### Exercise brief
Wherever a line holds the word "رهبری", copy that line out.

### Exercise material
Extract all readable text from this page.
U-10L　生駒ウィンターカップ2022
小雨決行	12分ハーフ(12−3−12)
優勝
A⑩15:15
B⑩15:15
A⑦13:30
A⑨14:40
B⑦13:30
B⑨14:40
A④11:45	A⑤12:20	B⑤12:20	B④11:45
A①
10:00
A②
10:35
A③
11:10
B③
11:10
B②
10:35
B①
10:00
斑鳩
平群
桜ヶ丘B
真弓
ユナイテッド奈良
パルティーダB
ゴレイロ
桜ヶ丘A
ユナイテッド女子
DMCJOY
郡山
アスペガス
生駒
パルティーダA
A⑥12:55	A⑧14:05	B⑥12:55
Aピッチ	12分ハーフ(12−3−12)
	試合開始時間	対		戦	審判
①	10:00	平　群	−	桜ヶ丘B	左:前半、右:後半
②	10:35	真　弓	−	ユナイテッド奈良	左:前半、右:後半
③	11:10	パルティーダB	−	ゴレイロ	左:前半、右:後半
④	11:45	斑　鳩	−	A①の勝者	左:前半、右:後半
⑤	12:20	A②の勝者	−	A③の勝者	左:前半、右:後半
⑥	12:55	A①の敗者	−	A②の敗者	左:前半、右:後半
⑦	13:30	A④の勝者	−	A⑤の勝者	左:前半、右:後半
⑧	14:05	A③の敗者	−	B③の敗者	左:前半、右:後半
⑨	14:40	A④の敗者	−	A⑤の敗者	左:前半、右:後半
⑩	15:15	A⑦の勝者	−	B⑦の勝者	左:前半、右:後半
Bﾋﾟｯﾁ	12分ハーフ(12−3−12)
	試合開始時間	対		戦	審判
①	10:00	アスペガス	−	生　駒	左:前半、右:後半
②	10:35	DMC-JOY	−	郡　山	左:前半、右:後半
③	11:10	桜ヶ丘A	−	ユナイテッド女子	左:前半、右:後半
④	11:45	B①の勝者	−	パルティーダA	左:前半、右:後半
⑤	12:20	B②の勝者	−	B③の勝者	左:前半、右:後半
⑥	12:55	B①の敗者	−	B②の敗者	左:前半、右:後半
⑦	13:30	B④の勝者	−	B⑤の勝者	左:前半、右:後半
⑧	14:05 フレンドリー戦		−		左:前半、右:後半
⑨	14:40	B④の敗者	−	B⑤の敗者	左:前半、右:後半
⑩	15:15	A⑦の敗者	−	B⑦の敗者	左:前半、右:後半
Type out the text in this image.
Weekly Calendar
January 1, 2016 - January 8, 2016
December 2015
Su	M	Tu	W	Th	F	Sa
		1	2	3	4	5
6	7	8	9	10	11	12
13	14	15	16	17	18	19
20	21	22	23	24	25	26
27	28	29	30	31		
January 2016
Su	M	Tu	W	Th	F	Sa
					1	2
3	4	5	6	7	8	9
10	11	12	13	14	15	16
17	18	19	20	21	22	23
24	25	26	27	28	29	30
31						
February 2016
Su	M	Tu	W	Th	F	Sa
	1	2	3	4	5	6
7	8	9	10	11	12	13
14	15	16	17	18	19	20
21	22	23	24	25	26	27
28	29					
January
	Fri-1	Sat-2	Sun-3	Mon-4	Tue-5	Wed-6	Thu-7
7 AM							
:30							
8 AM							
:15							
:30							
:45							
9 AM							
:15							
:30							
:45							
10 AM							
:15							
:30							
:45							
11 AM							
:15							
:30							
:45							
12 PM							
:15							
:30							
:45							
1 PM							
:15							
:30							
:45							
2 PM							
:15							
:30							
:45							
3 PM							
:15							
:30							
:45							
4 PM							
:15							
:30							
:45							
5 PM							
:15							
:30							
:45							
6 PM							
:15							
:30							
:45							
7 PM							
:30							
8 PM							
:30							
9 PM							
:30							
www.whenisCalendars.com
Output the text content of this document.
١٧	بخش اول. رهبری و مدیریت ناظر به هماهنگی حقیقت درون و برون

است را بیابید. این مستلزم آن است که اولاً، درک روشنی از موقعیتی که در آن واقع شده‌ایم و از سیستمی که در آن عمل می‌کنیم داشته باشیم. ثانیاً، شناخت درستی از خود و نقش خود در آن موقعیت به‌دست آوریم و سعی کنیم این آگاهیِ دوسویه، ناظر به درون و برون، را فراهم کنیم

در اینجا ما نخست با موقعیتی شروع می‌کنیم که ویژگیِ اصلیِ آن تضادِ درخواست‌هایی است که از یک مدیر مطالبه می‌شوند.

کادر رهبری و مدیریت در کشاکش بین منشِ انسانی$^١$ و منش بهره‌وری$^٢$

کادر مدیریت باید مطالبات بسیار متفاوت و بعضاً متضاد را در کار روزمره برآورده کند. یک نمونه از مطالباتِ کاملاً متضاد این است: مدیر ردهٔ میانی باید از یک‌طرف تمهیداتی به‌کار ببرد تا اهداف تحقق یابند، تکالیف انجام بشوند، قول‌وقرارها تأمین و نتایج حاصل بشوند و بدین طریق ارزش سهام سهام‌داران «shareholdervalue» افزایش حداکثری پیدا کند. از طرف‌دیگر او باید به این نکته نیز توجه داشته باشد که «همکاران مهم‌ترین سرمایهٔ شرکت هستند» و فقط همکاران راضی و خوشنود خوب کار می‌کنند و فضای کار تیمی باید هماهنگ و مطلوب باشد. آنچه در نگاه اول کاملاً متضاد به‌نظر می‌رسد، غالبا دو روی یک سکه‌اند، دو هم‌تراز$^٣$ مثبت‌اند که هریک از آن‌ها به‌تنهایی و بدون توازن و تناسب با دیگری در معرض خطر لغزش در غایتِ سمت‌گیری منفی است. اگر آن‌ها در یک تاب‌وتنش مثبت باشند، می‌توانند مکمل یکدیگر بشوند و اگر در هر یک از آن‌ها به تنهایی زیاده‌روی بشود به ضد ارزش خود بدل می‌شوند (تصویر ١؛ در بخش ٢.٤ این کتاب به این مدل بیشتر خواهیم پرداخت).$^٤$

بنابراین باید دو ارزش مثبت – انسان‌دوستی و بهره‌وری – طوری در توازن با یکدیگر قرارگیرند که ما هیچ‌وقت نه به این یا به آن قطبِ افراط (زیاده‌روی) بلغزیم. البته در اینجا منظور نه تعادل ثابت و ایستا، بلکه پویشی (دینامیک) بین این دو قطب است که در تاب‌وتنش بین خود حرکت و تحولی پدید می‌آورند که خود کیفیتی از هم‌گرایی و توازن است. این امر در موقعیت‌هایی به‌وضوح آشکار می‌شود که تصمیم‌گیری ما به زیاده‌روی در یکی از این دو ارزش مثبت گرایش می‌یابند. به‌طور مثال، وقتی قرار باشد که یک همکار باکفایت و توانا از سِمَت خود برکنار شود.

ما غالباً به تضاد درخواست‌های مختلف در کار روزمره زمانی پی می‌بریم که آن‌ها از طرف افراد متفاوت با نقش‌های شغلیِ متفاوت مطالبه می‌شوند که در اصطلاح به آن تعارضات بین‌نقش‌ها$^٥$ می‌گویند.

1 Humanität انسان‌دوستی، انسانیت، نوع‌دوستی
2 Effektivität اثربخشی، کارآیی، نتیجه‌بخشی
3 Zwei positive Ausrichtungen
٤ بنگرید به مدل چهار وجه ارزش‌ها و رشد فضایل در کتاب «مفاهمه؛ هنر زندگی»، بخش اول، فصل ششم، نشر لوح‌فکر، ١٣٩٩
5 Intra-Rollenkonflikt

### Written response
١٧	بخش اول. رهبری و مدیریت ناظر به هماهنگی حقیقت درون و برون
کادر رهبری و مدیریت در کشاکش بین منشِ انسانی$^١$ و منش بهره‌وری$^٢$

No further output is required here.